== Segment start ==
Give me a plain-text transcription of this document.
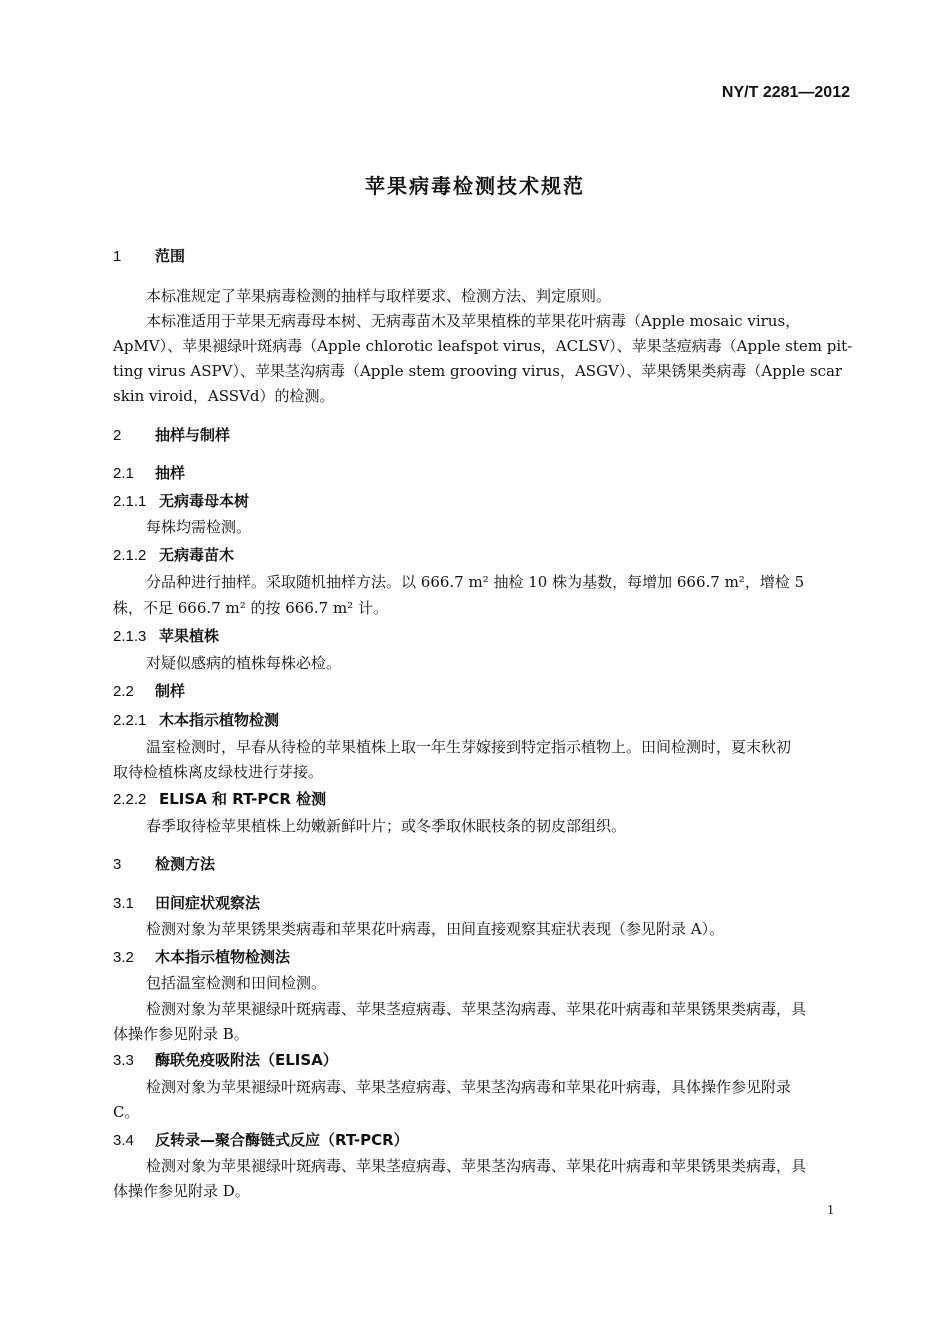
NY/T 2281—2012
苹果病毒检测技术规范
1 范围
本标准规定了苹果病毒检测的抽样与取样要求、检测方法、判定原则。
本标准适用于苹果无病毒母本树、无病毒苗木及苹果植株的苹果花叶病毒（Apple mosaic virus，
ApMV）、苹果褪绿叶斑病毒（Apple chlorotic leafspot virus，ACLSV）、苹果茎痘病毒（Apple stem pit-
ting virus ASPV）、苹果茎沟病毒（Apple stem grooving virus，ASGV）、苹果锈果类病毒（Apple scar
skin viroid，ASSVd）的检测。
2 抽样与制样
2.1 抽样
2.1.1 无病毒母本树
每株均需检测。
2.1.2 无病毒苗木
分品种进行抽样。采取随机抽样方法。以 666.7 m² 抽检 10 株为基数，每增加 666.7 m²，增检 5
株，不足 666.7 m² 的按 666.7 m² 计。
2.1.3 苹果植株
对疑似感病的植株每株必检。
2.2 制样
2.2.1 木本指示植物检测
温室检测时，早春从待检的苹果植株上取一年生芽嫁接到特定指示植物上。田间检测时，夏末秋初
取待检植株离皮绿枝进行芽接。
2.2.2 ELISA 和 RT-PCR 检测
春季取待检苹果植株上幼嫩新鲜叶片；或冬季取休眠枝条的韧皮部组织。
3 检测方法
3.1 田间症状观察法
检测对象为苹果锈果类病毒和苹果花叶病毒，田间直接观察其症状表现（参见附录 A）。
3.2 木本指示植物检测法
包括温室检测和田间检测。
检测对象为苹果褪绿叶斑病毒、苹果茎痘病毒、苹果茎沟病毒、苹果花叶病毒和苹果锈果类病毒，具
体操作参见附录 B。
3.3 酶联免疫吸附法（ELISA）
检测对象为苹果褪绿叶斑病毒、苹果茎痘病毒、苹果茎沟病毒和苹果花叶病毒，具体操作参见附录
C。
3.4 反转录—聚合酶链式反应（RT-PCR）
检测对象为苹果褪绿叶斑病毒、苹果茎痘病毒、苹果茎沟病毒、苹果花叶病毒和苹果锈果类病毒，具
体操作参见附录 D。
1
== Segment end ==
**Prompt:** Some lines in the material contain "virus". Show all of them.

**Solution to the exercise:**
本标准适用于苹果无病毒母本树、无病毒苗木及苹果植株的苹果花叶病毒（Apple mosaic virus，
ApMV）、苹果褪绿叶斑病毒（Apple chlorotic leafspot virus，ACLSV）、苹果茎痘病毒（Apple stem pit-
ting virus ASPV）、苹果茎沟病毒（Apple stem grooving virus，ASGV）、苹果锈果类病毒（Apple scar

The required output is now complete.